• _What the exercise asks_
Where a line in the listing below contains the word "label", copy that line.

• _Dataset rows_
○ ○ ○ ○ ○ ○ ○

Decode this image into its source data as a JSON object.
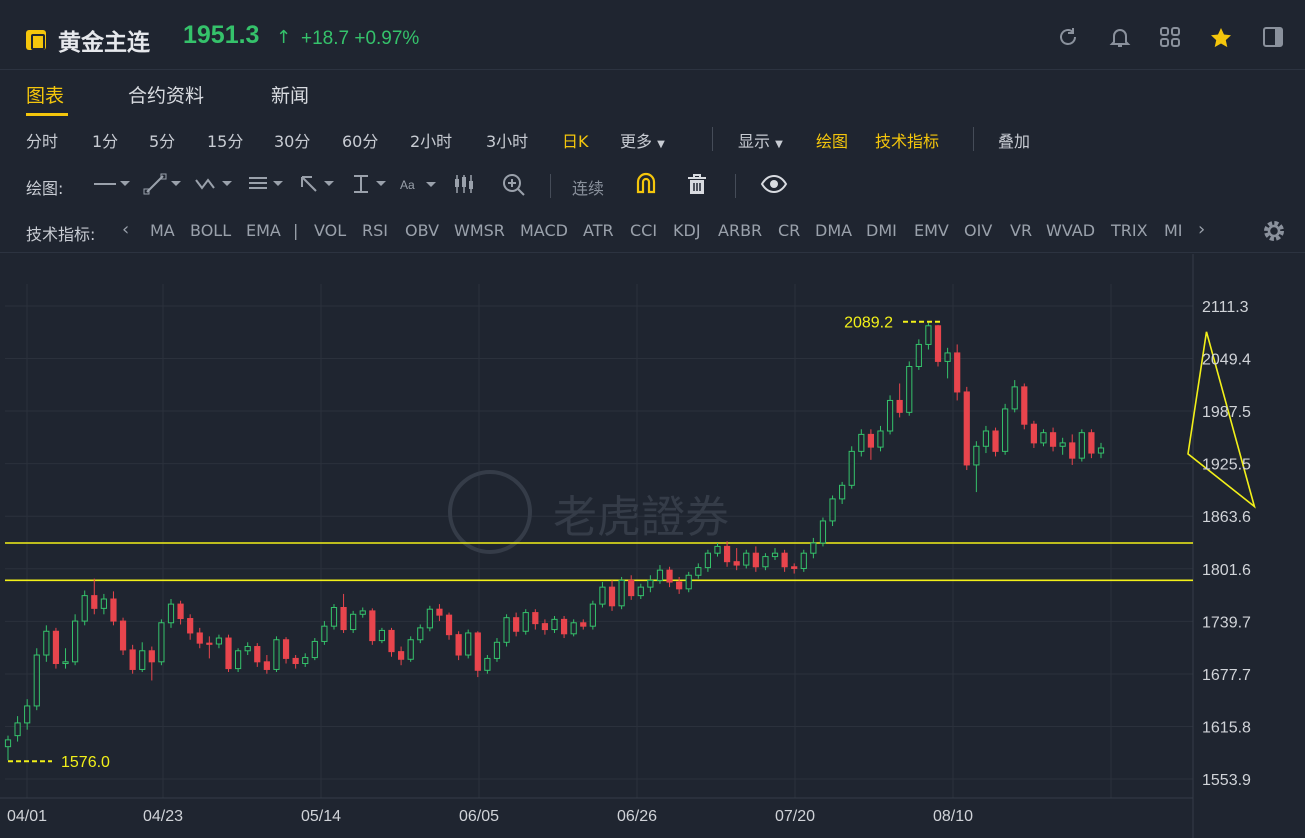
{
  "header": {
    "title": "黄金主连",
    "price": "1951.3",
    "change": "+18.7",
    "change_pct": "+0.97%",
    "up_color": "#35c26b",
    "accent": "#f4c60c"
  },
  "tabs": [
    {
      "label": "图表",
      "active": true
    },
    {
      "label": "合约资料",
      "active": false
    },
    {
      "label": "新闻",
      "active": false
    }
  ],
  "toolbar": {
    "periods": [
      "分时",
      "1分",
      "5分",
      "15分",
      "30分",
      "60分",
      "2小时",
      "3小时",
      "日K",
      "更多"
    ],
    "active_period": "日K",
    "display": "显示",
    "draw": "绘图",
    "indicators": "技术指标",
    "overlay": "叠加"
  },
  "drawbar": {
    "label": "绘图:",
    "continuous": "连续"
  },
  "indicator_bar": {
    "label": "技术指标:",
    "items": [
      "MA",
      "BOLL",
      "EMA",
      "VOL",
      "RSI",
      "OBV",
      "WMSR",
      "MACD",
      "ATR",
      "CCI",
      "KDJ",
      "ARBR",
      "CR",
      "DMA",
      "DMI",
      "EMV",
      "OIV",
      "VR",
      "WVAD",
      "TRIX",
      "MI"
    ]
  },
  "watermark": "老虎證券",
  "chart_data": {
    "type": "candlestick",
    "y_ticks": [
      "2111.3",
      "2049.4",
      "1987.5",
      "1925.5",
      "1863.6",
      "1801.6",
      "1739.7",
      "1677.7",
      "1615.8",
      "1553.9"
    ],
    "x_ticks": [
      "04/01",
      "04/23",
      "05/14",
      "06/05",
      "06/26",
      "07/20",
      "08/10"
    ],
    "ylim": [
      1553.9,
      2111.3
    ],
    "annotations": {
      "high": "2089.2",
      "low": "1576.0"
    },
    "horizontal_lines": [
      1832,
      1788
    ],
    "up_color": "#35c26b",
    "down_color": "#e8454d",
    "line_color": "#f2f019",
    "triangle": [
      [
        125,
        2081
      ],
      [
        130,
        1875
      ],
      [
        144,
        1937
      ]
    ],
    "candles": [
      [
        1592,
        1600,
        1576,
        1605
      ],
      [
        1605,
        1620,
        1598,
        1628
      ],
      [
        1620,
        1640,
        1612,
        1648
      ],
      [
        1640,
        1700,
        1635,
        1708
      ],
      [
        1700,
        1728,
        1692,
        1735
      ],
      [
        1728,
        1690,
        1684,
        1732
      ],
      [
        1690,
        1692,
        1684,
        1708
      ],
      [
        1692,
        1740,
        1688,
        1748
      ],
      [
        1740,
        1770,
        1735,
        1776
      ],
      [
        1770,
        1755,
        1748,
        1790
      ],
      [
        1755,
        1766,
        1748,
        1772
      ],
      [
        1766,
        1740,
        1735,
        1775
      ],
      [
        1740,
        1706,
        1700,
        1744
      ],
      [
        1706,
        1683,
        1678,
        1712
      ],
      [
        1683,
        1705,
        1680,
        1715
      ],
      [
        1705,
        1692,
        1670,
        1710
      ],
      [
        1692,
        1738,
        1688,
        1742
      ],
      [
        1738,
        1760,
        1732,
        1766
      ],
      [
        1760,
        1743,
        1736,
        1764
      ],
      [
        1743,
        1726,
        1718,
        1748
      ],
      [
        1726,
        1714,
        1708,
        1732
      ],
      [
        1714,
        1713,
        1696,
        1722
      ],
      [
        1713,
        1720,
        1708,
        1724
      ],
      [
        1720,
        1684,
        1680,
        1724
      ],
      [
        1684,
        1705,
        1680,
        1708
      ],
      [
        1705,
        1710,
        1700,
        1715
      ],
      [
        1710,
        1692,
        1686,
        1714
      ],
      [
        1692,
        1683,
        1678,
        1700
      ],
      [
        1683,
        1718,
        1680,
        1722
      ],
      [
        1718,
        1696,
        1690,
        1721
      ],
      [
        1696,
        1690,
        1684,
        1700
      ],
      [
        1690,
        1697,
        1686,
        1702
      ],
      [
        1697,
        1716,
        1694,
        1720
      ],
      [
        1716,
        1734,
        1712,
        1740
      ],
      [
        1734,
        1756,
        1730,
        1760
      ],
      [
        1756,
        1730,
        1726,
        1772
      ],
      [
        1730,
        1748,
        1726,
        1752
      ],
      [
        1748,
        1752,
        1744,
        1756
      ],
      [
        1752,
        1717,
        1712,
        1755
      ],
      [
        1717,
        1729,
        1714,
        1732
      ],
      [
        1729,
        1704,
        1698,
        1732
      ],
      [
        1704,
        1695,
        1688,
        1710
      ],
      [
        1695,
        1718,
        1692,
        1722
      ],
      [
        1718,
        1732,
        1714,
        1736
      ],
      [
        1732,
        1754,
        1728,
        1758
      ],
      [
        1754,
        1747,
        1740,
        1760
      ],
      [
        1747,
        1724,
        1718,
        1750
      ],
      [
        1724,
        1700,
        1694,
        1728
      ],
      [
        1700,
        1726,
        1696,
        1730
      ],
      [
        1726,
        1682,
        1674,
        1728
      ],
      [
        1682,
        1696,
        1678,
        1700
      ],
      [
        1696,
        1715,
        1692,
        1720
      ],
      [
        1715,
        1744,
        1710,
        1748
      ],
      [
        1744,
        1728,
        1722,
        1750
      ],
      [
        1728,
        1750,
        1724,
        1754
      ],
      [
        1750,
        1737,
        1730,
        1754
      ],
      [
        1737,
        1730,
        1724,
        1742
      ],
      [
        1730,
        1742,
        1726,
        1746
      ],
      [
        1742,
        1725,
        1720,
        1746
      ],
      [
        1725,
        1738,
        1722,
        1742
      ],
      [
        1738,
        1734,
        1730,
        1742
      ],
      [
        1734,
        1760,
        1730,
        1764
      ],
      [
        1760,
        1780,
        1756,
        1786
      ],
      [
        1780,
        1758,
        1752,
        1788
      ],
      [
        1758,
        1788,
        1754,
        1792
      ],
      [
        1788,
        1770,
        1765,
        1794
      ],
      [
        1770,
        1780,
        1766,
        1784
      ],
      [
        1780,
        1788,
        1774,
        1794
      ],
      [
        1788,
        1800,
        1784,
        1806
      ],
      [
        1800,
        1786,
        1780,
        1804
      ],
      [
        1786,
        1778,
        1772,
        1792
      ],
      [
        1778,
        1794,
        1774,
        1798
      ],
      [
        1794,
        1803,
        1790,
        1808
      ],
      [
        1803,
        1820,
        1798,
        1824
      ],
      [
        1820,
        1828,
        1816,
        1832
      ],
      [
        1828,
        1810,
        1804,
        1834
      ],
      [
        1810,
        1806,
        1800,
        1826
      ],
      [
        1806,
        1820,
        1802,
        1824
      ],
      [
        1820,
        1804,
        1798,
        1828
      ],
      [
        1804,
        1816,
        1800,
        1820
      ],
      [
        1816,
        1820,
        1812,
        1826
      ],
      [
        1820,
        1804,
        1798,
        1824
      ],
      [
        1804,
        1802,
        1796,
        1808
      ],
      [
        1802,
        1820,
        1798,
        1824
      ],
      [
        1820,
        1832,
        1814,
        1838
      ],
      [
        1832,
        1858,
        1828,
        1862
      ],
      [
        1858,
        1884,
        1852,
        1888
      ],
      [
        1884,
        1900,
        1878,
        1904
      ],
      [
        1900,
        1940,
        1896,
        1946
      ],
      [
        1940,
        1960,
        1934,
        1966
      ],
      [
        1960,
        1945,
        1930,
        1966
      ],
      [
        1945,
        1964,
        1940,
        1970
      ],
      [
        1964,
        2000,
        1960,
        2006
      ],
      [
        2000,
        1986,
        1980,
        2020
      ],
      [
        1986,
        2040,
        1982,
        2046
      ],
      [
        2040,
        2066,
        2036,
        2072
      ],
      [
        2066,
        2088,
        2060,
        2092
      ],
      [
        2088,
        2046,
        2040,
        2089
      ],
      [
        2046,
        2056,
        2026,
        2062
      ],
      [
        2056,
        2010,
        2000,
        2066
      ],
      [
        2010,
        1924,
        1918,
        2016
      ],
      [
        1924,
        1946,
        1892,
        1952
      ],
      [
        1946,
        1964,
        1938,
        1970
      ],
      [
        1964,
        1940,
        1934,
        1968
      ],
      [
        1940,
        1990,
        1936,
        1996
      ],
      [
        1990,
        2016,
        1986,
        2024
      ],
      [
        2016,
        1972,
        1966,
        2020
      ],
      [
        1972,
        1950,
        1944,
        1976
      ],
      [
        1950,
        1962,
        1946,
        1966
      ],
      [
        1962,
        1946,
        1940,
        1968
      ],
      [
        1946,
        1950,
        1936,
        1956
      ],
      [
        1950,
        1932,
        1924,
        1960
      ],
      [
        1932,
        1962,
        1928,
        1966
      ],
      [
        1962,
        1938,
        1932,
        1966
      ],
      [
        1938,
        1944,
        1932,
        1950
      ]
    ]
  }
}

○ ○ ○ ○ ○ ○ ○

• _Answer to this exercise_
      "label": "图表",
      "label": "合约资料",
      "label": "新闻",
    "label": "绘图:",
    "label": "技术指标:",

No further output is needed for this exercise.